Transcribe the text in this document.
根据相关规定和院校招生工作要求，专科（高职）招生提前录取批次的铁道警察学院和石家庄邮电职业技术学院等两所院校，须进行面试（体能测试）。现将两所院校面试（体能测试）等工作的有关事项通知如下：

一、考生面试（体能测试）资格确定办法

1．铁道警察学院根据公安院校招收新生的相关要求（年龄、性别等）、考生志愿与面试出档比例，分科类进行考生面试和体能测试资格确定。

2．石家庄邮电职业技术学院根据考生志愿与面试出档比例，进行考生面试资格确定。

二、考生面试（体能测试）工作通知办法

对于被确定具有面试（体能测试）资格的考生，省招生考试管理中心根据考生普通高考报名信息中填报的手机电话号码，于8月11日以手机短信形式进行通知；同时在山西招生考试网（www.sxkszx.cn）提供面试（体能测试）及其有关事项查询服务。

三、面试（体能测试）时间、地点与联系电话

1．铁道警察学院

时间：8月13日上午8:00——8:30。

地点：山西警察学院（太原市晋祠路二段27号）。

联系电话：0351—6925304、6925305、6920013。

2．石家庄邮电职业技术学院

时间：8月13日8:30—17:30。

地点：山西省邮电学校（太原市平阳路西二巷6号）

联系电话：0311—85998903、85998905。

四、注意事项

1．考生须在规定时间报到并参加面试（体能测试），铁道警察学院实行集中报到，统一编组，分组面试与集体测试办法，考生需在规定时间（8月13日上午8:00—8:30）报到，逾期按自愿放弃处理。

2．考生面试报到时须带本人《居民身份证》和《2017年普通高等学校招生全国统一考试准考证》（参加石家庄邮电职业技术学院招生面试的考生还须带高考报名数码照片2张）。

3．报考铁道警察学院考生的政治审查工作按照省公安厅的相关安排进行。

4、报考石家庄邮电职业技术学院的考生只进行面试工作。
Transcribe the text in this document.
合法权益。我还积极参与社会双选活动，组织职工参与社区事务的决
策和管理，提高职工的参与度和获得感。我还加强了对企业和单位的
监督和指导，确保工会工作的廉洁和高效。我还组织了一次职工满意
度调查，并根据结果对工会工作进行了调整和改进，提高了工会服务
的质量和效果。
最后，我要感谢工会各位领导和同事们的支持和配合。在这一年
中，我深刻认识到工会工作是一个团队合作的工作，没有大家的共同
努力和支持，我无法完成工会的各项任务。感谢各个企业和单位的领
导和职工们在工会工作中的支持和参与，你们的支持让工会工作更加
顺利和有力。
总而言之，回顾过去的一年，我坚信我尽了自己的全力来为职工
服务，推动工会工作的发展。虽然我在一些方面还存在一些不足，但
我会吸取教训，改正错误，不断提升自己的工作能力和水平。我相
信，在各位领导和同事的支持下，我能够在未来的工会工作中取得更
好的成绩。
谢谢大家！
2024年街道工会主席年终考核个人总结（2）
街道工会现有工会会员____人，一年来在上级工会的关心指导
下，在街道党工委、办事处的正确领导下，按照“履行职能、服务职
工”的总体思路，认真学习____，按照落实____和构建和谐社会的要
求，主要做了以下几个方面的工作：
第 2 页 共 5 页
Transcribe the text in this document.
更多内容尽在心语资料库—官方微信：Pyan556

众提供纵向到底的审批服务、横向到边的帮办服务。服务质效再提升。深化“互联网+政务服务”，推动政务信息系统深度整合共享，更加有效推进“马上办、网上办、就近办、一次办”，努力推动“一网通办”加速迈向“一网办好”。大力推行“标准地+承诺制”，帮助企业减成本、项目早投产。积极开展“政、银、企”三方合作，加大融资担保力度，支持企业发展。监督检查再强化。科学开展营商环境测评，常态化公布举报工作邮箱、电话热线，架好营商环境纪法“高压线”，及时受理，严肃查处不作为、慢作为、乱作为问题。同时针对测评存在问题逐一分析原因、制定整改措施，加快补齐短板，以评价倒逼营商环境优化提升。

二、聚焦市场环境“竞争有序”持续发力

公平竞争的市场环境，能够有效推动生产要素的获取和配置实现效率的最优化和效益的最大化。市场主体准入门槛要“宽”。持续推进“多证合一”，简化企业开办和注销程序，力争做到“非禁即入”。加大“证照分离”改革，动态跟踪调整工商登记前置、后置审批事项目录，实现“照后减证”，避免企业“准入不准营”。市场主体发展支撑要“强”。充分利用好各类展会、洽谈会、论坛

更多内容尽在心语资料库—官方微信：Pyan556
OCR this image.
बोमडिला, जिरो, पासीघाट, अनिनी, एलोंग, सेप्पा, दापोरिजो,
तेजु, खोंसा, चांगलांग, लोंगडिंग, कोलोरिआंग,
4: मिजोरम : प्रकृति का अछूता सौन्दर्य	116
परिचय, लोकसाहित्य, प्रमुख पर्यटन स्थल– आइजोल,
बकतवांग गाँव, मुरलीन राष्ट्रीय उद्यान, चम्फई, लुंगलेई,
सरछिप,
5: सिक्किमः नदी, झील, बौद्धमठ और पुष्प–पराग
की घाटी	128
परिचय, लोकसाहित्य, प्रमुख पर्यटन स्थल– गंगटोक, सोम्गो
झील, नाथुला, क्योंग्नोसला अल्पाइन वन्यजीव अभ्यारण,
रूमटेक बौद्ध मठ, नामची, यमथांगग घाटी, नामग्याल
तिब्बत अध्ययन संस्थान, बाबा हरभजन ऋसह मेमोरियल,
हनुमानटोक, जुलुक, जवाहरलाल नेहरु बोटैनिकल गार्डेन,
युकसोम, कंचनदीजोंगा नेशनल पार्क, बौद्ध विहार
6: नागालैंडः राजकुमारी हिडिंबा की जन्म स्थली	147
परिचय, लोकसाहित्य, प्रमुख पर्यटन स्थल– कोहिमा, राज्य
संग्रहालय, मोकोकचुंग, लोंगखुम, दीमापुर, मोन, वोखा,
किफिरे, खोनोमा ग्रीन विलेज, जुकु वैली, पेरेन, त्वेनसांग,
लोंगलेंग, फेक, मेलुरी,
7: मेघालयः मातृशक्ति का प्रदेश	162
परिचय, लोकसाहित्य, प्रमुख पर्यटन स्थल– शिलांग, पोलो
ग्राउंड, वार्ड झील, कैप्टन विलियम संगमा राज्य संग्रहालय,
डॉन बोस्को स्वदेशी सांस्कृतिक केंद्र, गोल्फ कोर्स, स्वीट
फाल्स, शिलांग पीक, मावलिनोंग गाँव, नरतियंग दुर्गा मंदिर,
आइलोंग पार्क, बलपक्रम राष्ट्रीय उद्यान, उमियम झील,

EXERCISE DIRECTIONS = Quote the material exactly, leaving nothing out.

EXERCISE OUTPUT =
Transcribe the text in this document.
根据相关规定和院校招生工作要求，专科（高职）招生提前录取批次的铁道警察学院和石家庄邮电职业技术学院等两所院校，须进行面试（体能测试）。现将两所院校面试（体能测试）等工作的有关事项通知如下：

一、考生面试（体能测试）资格确定办法

1．铁道警察学院根据公安院校招收新生的相关要求（年龄、性别等）、考生志愿与面试出档比例，分科类进行考生面试和体能测试资格确定。

2．石家庄邮电职业技术学院根据考生志愿与面试出档比例，进行考生面试资格确定。

二、考生面试（体能测试）工作通知办法

对于被确定具有面试（体能测试）资格的考生，省招生考试管理中心根据考生普通高考报名信息中填报的手机电话号码，于8月11日以手机短信形式进行通知；同时在山西招生考试网（www.sxkszx.cn）提供面试（体能测试）及其有关事项查询服务。

三、面试（体能测试）时间、地点与联系电话

1．铁道警察学院

时间：8月13日上午8:00——8:30。

地点：山西警察学院（太原市晋祠路二段27号）。

联系电话：0351—6925304、6925305、6920013。

2．石家庄邮电职业技术学院

时间：8月13日8:30—17:30。

地点：山西省邮电学校（太原市平阳路西二巷6号）

联系电话：0311—85998903、85998905。

四、注意事项

1．考生须在规定时间报到并参加面试（体能测试），铁道警察学院实行集中报到，统一编组，分组面试与集体测试办法，考生需在规定时间（8月13日上午8:00—8:30）报到，逾期按自愿放弃处理。

2．考生面试报到时须带本人《居民身份证》和《2017年普通高等学校招生全国统一考试准考证》（参加石家庄邮电职业技术学院招生面试的考生还须带高考报名数码照片2张）。

3．报考铁道警察学院考生的政治审查工作按照省公安厅的相关安排进行。

4、报考石家庄邮电职业技术学院的考生只进行面试工作。
Transcribe the text in this document.
合法权益。我还积极参与社会双选活动，组织职工参与社区事务的决
策和管理，提高职工的参与度和获得感。我还加强了对企业和单位的
监督和指导，确保工会工作的廉洁和高效。我还组织了一次职工满意
度调查，并根据结果对工会工作进行了调整和改进，提高了工会服务
的质量和效果。
最后，我要感谢工会各位领导和同事们的支持和配合。在这一年
中，我深刻认识到工会工作是一个团队合作的工作，没有大家的共同
努力和支持，我无法完成工会的各项任务。感谢各个企业和单位的领
导和职工们在工会工作中的支持和参与，你们的支持让工会工作更加
顺利和有力。
总而言之，回顾过去的一年，我坚信我尽了自己的全力来为职工
服务，推动工会工作的发展。虽然我在一些方面还存在一些不足，但
我会吸取教训，改正错误，不断提升自己的工作能力和水平。我相
信，在各位领导和同事的支持下，我能够在未来的工会工作中取得更
好的成绩。
谢谢大家！
2024年街道工会主席年终考核个人总结（2）
街道工会现有工会会员____人，一年来在上级工会的关心指导
下，在街道党工委、办事处的正确领导下，按照“履行职能、服务职
工”的总体思路，认真学习____，按照落实____和构建和谐社会的要
求，主要做了以下几个方面的工作：
第 2 页 共 5 页
Transcribe the text in this document.
更多内容尽在心语资料库—官方微信：Pyan556

众提供纵向到底的审批服务、横向到边的帮办服务。服务质效再提升。深化“互联网+政务服务”，推动政务信息系统深度整合共享，更加有效推进“马上办、网上办、就近办、一次办”，努力推动“一网通办”加速迈向“一网办好”。大力推行“标准地+承诺制”，帮助企业减成本、项目早投产。积极开展“政、银、企”三方合作，加大融资担保力度，支持企业发展。监督检查再强化。科学开展营商环境测评，常态化公布举报工作邮箱、电话热线，架好营商环境纪法“高压线”，及时受理，严肃查处不作为、慢作为、乱作为问题。同时针对测评存在问题逐一分析原因、制定整改措施，加快补齐短板，以评价倒逼营商环境优化提升。

二、聚焦市场环境“竞争有序”持续发力

公平竞争的市场环境，能够有效推动生产要素的获取和配置实现效率的最优化和效益的最大化。市场主体准入门槛要“宽”。持续推进“多证合一”，简化企业开办和注销程序，力争做到“非禁即入”。加大“证照分离”改革，动态跟踪调整工商登记前置、后置审批事项目录，实现“照后减证”，避免企业“准入不准营”。市场主体发展支撑要“强”。充分利用好各类展会、洽谈会、论坛

更多内容尽在心语资料库—官方微信：Pyan556
OCR this image.
बोमडिला, जिरो, पासीघाट, अनिनी, एलोंग, सेप्पा, दापोरिजो,
तेजु, खोंसा, चांगलांग, लोंगडिंग, कोलोरिआंग,
4: मिजोरम : प्रकृति का अछूता सौन्दर्य	116
परिचय, लोकसाहित्य, प्रमुख पर्यटन स्थल– आइजोल,
बकतवांग गाँव, मुरलीन राष्ट्रीय उद्यान, चम्फई, लुंगलेई,
सरछिप,
5: सिक्किमः नदी, झील, बौद्धमठ और पुष्प–पराग
की घाटी	128
परिचय, लोकसाहित्य, प्रमुख पर्यटन स्थल– गंगटोक, सोम्गो
झील, नाथुला, क्योंग्नोसला अल्पाइन वन्यजीव अभ्यारण,
रूमटेक बौद्ध मठ, नामची, यमथांगग घाटी, नामग्याल
तिब्बत अध्ययन संस्थान, बाबा हरभजन ऋसह मेमोरियल,
हनुमानटोक, जुलुक, जवाहरलाल नेहरु बोटैनिकल गार्डेन,
युकसोम, कंचनदीजोंगा नेशनल पार्क, बौद्ध विहार
6: नागालैंडः राजकुमारी हिडिंबा की जन्म स्थली	147
परिचय, लोकसाहित्य, प्रमुख पर्यटन स्थल– कोहिमा, राज्य
संग्रहालय, मोकोकचुंग, लोंगखुम, दीमापुर, मोन, वोखा,
किफिरे, खोनोमा ग्रीन विलेज, जुकु वैली, पेरेन, त्वेनसांग,
लोंगलेंग, फेक, मेलुरी,
7: मेघालयः मातृशक्ति का प्रदेश	162
परिचय, लोकसाहित्य, प्रमुख पर्यटन स्थल– शिलांग, पोलो
ग्राउंड, वार्ड झील, कैप्टन विलियम संगमा राज्य संग्रहालय,
डॉन बोस्को स्वदेशी सांस्कृतिक केंद्र, गोल्फ कोर्स, स्वीट
फाल्स, शिलांग पीक, मावलिनोंग गाँव, नरतियंग दुर्गा मंदिर,
आइलोंग पार्क, बलपक्रम राष्ट्रीय उद्यान, उमियम झील,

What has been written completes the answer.